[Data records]

* * * * *

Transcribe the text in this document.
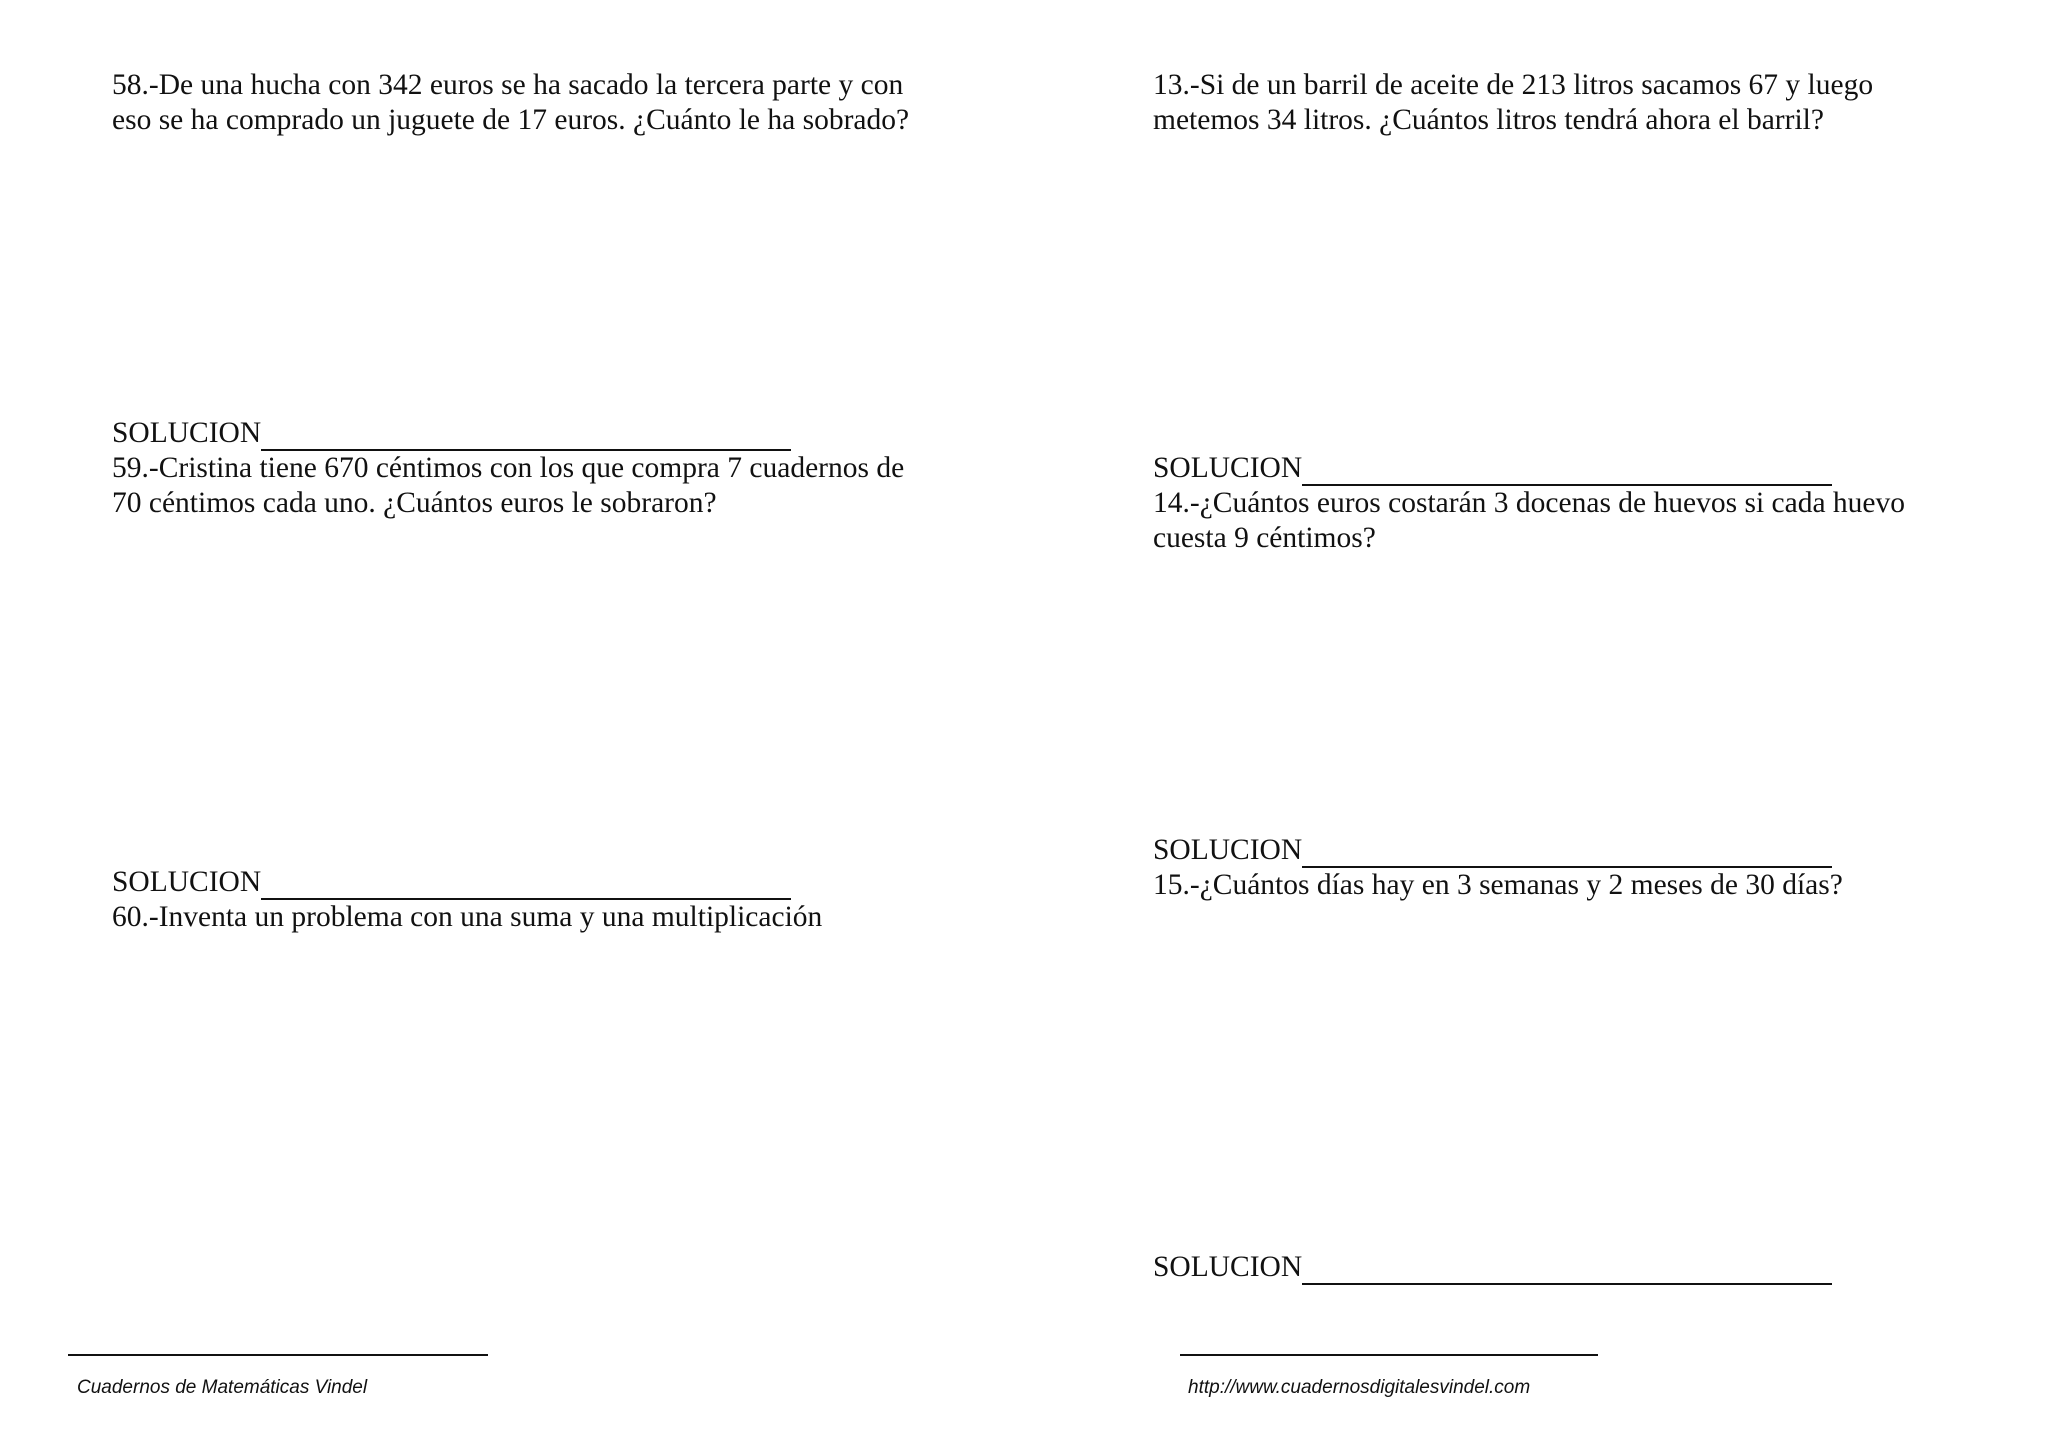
58.-De una hucha con 342 euros se ha sacado la tercera parte y con eso se ha comprado un juguete de 17 euros. ¿Cuánto le ha sobrado?

SOLUCION

59.-Cristina tiene 670 céntimos con los que compra 7 cuadernos de 70 céntimos cada uno. ¿Cuántos euros le sobraron?

SOLUCION

60.-Inventa un problema con una suma y una multiplicación

13.-Si de un barril de aceite de 213 litros sacamos 67 y luego metemos 34 litros. ¿Cuántos litros tendrá ahora el barril?

SOLUCION

14.-¿Cuántos euros costarán 3 docenas de huevos si cada huevo cuesta 9 céntimos?

SOLUCION

15.-¿Cuántos días hay en 3 semanas y 2 meses de 30 días?

SOLUCION
Cuadernos de Matemáticas Vindel	http://www.cuadernosdigitalesvindel.com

* * * * *

# [INSTRUCTIONS TO FOLLOW]
Reproduce the records, all of them, word for word; omit the pictures.

# [RESPONSE TO THE TASK]
Transcribe the text in this document.
58.-De una hucha con 342 euros se ha sacado la tercera parte y con eso se ha comprado un juguete de 17 euros. ¿Cuánto le ha sobrado?

SOLUCION

59.-Cristina tiene 670 céntimos con los que compra 7 cuadernos de 70 céntimos cada uno. ¿Cuántos euros le sobraron?

SOLUCION

60.-Inventa un problema con una suma y una multiplicación

13.-Si de un barril de aceite de 213 litros sacamos 67 y luego metemos 34 litros. ¿Cuántos litros tendrá ahora el barril?

SOLUCION

14.-¿Cuántos euros costarán 3 docenas de huevos si cada huevo cuesta 9 céntimos?

SOLUCION

15.-¿Cuántos días hay en 3 semanas y 2 meses de 30 días?

SOLUCION
Cuadernos de Matemáticas Vindel	http://www.cuadernosdigitalesvindel.com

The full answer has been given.